Below is some material; set it all down exactly, apart from the pictures.

Collected data:

= = =

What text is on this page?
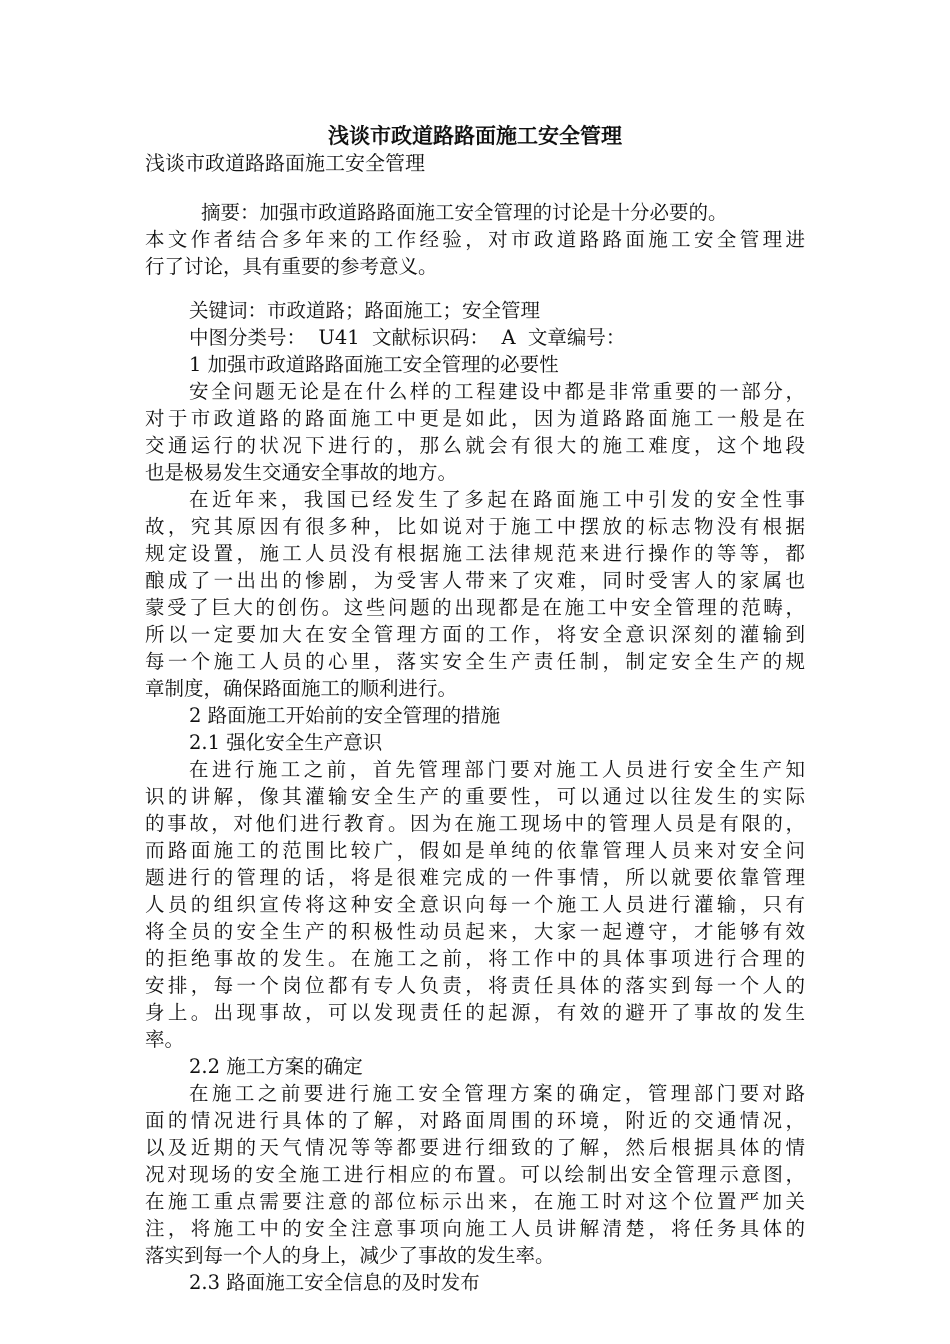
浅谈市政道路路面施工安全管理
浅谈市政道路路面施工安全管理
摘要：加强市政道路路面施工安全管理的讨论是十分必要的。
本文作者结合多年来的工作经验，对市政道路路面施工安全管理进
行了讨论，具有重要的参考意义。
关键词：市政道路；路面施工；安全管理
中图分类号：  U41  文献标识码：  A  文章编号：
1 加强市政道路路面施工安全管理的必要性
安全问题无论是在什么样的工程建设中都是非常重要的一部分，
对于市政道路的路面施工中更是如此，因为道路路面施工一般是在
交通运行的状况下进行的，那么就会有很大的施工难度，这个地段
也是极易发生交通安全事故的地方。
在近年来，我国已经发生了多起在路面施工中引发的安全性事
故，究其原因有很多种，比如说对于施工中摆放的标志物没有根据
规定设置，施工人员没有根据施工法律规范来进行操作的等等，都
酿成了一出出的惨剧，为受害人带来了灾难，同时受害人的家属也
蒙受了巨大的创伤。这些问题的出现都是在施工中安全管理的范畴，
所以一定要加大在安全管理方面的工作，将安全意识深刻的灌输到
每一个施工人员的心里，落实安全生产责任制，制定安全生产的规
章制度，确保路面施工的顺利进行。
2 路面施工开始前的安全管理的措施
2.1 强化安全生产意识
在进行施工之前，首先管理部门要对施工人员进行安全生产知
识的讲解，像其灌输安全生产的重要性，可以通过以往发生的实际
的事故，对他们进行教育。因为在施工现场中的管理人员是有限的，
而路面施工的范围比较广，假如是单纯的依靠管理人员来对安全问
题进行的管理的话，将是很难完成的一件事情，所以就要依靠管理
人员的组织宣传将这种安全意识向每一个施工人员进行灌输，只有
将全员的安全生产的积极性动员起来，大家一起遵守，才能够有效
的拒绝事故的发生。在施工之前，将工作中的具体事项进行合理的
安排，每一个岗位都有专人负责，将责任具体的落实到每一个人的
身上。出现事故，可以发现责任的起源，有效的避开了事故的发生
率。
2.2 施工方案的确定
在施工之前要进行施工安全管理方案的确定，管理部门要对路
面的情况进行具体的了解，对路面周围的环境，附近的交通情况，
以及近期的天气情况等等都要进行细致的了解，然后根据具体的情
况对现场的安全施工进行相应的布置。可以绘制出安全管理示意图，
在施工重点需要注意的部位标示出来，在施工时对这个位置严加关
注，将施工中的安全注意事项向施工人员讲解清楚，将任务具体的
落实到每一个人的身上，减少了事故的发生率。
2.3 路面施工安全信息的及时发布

= = =

SOLUTION TO THE EXERCISE:
What text is on this page?
浅谈市政道路路面施工安全管理
浅谈市政道路路面施工安全管理
摘要：加强市政道路路面施工安全管理的讨论是十分必要的。
本文作者结合多年来的工作经验，对市政道路路面施工安全管理进
行了讨论，具有重要的参考意义。
关键词：市政道路；路面施工；安全管理
中图分类号：  U41  文献标识码：  A  文章编号：
1 加强市政道路路面施工安全管理的必要性
安全问题无论是在什么样的工程建设中都是非常重要的一部分，
对于市政道路的路面施工中更是如此，因为道路路面施工一般是在
交通运行的状况下进行的，那么就会有很大的施工难度，这个地段
也是极易发生交通安全事故的地方。
在近年来，我国已经发生了多起在路面施工中引发的安全性事
故，究其原因有很多种，比如说对于施工中摆放的标志物没有根据
规定设置，施工人员没有根据施工法律规范来进行操作的等等，都
酿成了一出出的惨剧，为受害人带来了灾难，同时受害人的家属也
蒙受了巨大的创伤。这些问题的出现都是在施工中安全管理的范畴，
所以一定要加大在安全管理方面的工作，将安全意识深刻的灌输到
每一个施工人员的心里，落实安全生产责任制，制定安全生产的规
章制度，确保路面施工的顺利进行。
2 路面施工开始前的安全管理的措施
2.1 强化安全生产意识
在进行施工之前，首先管理部门要对施工人员进行安全生产知
识的讲解，像其灌输安全生产的重要性，可以通过以往发生的实际
的事故，对他们进行教育。因为在施工现场中的管理人员是有限的，
而路面施工的范围比较广，假如是单纯的依靠管理人员来对安全问
题进行的管理的话，将是很难完成的一件事情，所以就要依靠管理
人员的组织宣传将这种安全意识向每一个施工人员进行灌输，只有
将全员的安全生产的积极性动员起来，大家一起遵守，才能够有效
的拒绝事故的发生。在施工之前，将工作中的具体事项进行合理的
安排，每一个岗位都有专人负责，将责任具体的落实到每一个人的
身上。出现事故，可以发现责任的起源，有效的避开了事故的发生
率。
2.2 施工方案的确定
在施工之前要进行施工安全管理方案的确定，管理部门要对路
面的情况进行具体的了解，对路面周围的环境，附近的交通情况，
以及近期的天气情况等等都要进行细致的了解，然后根据具体的情
况对现场的安全施工进行相应的布置。可以绘制出安全管理示意图，
在施工重点需要注意的部位标示出来，在施工时对这个位置严加关
注，将施工中的安全注意事项向施工人员讲解清楚，将任务具体的
落实到每一个人的身上，减少了事故的发生率。
2.3 路面施工安全信息的及时发布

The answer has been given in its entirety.